• MATERIAL:
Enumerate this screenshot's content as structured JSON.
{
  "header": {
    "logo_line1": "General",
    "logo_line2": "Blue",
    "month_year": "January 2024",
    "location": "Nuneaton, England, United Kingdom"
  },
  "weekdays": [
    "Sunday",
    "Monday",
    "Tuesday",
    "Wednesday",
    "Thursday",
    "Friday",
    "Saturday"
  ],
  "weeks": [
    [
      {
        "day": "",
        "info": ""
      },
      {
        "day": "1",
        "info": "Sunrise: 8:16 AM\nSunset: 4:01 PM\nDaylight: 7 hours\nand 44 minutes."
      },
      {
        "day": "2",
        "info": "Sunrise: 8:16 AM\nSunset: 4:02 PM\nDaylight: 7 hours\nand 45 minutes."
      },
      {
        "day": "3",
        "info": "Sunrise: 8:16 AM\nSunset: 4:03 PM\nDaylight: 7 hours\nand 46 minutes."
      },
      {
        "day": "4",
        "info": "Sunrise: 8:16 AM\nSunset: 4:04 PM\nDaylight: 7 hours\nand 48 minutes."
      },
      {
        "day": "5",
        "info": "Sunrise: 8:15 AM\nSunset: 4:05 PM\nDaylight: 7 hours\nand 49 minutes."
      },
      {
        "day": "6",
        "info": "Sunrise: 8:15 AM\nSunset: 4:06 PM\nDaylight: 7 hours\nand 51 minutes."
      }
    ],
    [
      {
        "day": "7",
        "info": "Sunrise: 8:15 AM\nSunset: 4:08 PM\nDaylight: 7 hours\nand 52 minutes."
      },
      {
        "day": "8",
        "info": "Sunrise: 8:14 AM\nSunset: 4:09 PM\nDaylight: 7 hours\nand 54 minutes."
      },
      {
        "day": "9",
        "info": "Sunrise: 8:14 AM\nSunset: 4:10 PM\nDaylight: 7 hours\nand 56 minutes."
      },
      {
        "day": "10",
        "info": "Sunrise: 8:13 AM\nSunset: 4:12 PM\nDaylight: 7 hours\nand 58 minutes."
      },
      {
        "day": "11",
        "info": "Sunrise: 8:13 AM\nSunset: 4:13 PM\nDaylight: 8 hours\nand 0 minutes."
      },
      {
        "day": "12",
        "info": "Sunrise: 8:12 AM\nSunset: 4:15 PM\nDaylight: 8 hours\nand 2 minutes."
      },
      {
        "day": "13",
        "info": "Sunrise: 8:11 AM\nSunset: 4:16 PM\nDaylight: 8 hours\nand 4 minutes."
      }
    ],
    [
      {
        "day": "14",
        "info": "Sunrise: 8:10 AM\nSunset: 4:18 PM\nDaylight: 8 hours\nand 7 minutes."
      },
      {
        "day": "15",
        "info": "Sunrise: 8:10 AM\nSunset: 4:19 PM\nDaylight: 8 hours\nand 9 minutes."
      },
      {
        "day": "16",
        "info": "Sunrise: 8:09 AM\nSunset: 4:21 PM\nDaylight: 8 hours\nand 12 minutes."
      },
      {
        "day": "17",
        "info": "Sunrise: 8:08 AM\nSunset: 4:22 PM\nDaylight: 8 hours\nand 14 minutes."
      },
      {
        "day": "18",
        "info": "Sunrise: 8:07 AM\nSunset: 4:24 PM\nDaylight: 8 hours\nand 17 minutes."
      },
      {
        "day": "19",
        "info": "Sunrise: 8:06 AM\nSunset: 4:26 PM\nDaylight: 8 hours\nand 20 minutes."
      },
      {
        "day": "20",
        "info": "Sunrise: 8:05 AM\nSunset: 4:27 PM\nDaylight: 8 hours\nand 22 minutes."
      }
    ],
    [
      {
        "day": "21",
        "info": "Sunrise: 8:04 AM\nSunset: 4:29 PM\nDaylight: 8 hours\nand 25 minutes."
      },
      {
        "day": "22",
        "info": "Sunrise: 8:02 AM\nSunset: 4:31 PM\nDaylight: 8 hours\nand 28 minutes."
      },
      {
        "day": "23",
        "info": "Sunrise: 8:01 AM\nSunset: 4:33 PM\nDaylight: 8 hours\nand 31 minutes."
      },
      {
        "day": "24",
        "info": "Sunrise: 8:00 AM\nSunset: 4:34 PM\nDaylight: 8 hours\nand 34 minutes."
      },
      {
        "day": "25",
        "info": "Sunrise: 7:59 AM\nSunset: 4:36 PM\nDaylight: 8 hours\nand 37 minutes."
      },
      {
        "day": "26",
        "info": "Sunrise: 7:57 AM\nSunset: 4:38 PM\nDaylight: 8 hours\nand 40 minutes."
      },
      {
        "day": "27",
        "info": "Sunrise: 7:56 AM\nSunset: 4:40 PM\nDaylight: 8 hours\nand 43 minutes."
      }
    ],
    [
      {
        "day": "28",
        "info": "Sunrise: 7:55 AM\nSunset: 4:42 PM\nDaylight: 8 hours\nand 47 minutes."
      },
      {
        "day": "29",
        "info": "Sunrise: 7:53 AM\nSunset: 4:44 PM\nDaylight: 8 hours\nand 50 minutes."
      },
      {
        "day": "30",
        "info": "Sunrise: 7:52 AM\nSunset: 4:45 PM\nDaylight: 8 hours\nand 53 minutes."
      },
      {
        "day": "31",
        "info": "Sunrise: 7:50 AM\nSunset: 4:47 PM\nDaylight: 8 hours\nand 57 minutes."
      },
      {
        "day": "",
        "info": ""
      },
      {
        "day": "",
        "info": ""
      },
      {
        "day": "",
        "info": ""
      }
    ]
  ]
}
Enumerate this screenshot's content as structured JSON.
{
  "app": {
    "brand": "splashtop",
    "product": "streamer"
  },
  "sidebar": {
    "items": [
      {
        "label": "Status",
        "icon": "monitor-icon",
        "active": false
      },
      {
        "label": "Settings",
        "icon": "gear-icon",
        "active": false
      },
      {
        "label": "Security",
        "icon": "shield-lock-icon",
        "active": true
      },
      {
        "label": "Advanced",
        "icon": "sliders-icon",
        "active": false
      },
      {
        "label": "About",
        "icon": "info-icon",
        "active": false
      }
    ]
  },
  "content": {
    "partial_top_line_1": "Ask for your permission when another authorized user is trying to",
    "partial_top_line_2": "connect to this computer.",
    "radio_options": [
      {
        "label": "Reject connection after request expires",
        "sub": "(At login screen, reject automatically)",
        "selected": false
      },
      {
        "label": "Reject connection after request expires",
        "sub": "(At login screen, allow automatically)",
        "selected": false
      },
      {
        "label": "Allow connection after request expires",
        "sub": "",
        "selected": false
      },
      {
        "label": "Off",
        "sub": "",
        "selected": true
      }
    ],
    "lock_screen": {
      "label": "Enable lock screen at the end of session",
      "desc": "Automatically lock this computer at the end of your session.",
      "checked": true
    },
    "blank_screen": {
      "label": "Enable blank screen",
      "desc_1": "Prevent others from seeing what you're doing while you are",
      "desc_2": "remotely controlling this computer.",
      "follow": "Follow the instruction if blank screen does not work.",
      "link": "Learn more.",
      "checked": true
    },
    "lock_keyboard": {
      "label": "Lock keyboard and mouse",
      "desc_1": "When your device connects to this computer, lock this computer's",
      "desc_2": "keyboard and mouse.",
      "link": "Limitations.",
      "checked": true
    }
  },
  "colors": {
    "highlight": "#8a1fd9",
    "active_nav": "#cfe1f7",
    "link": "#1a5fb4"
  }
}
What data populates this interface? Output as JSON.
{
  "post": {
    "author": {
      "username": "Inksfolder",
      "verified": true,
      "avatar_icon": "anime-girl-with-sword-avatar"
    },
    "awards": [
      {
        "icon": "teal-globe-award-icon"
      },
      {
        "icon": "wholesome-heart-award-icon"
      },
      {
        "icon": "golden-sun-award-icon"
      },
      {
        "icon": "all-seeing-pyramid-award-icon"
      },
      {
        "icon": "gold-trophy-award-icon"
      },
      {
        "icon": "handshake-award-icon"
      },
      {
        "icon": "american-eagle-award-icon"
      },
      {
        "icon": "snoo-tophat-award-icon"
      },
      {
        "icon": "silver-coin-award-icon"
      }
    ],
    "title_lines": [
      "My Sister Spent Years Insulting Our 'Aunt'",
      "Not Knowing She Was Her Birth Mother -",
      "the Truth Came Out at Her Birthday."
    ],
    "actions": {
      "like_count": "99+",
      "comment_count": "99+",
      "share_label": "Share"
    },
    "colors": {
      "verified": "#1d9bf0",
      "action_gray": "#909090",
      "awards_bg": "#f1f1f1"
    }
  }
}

• WORK TO BE COMPLETED:
What is the number of lines in the data that hold the word "login"? Reply with that number and nothing else.

• EXERCISE ANSWER:
2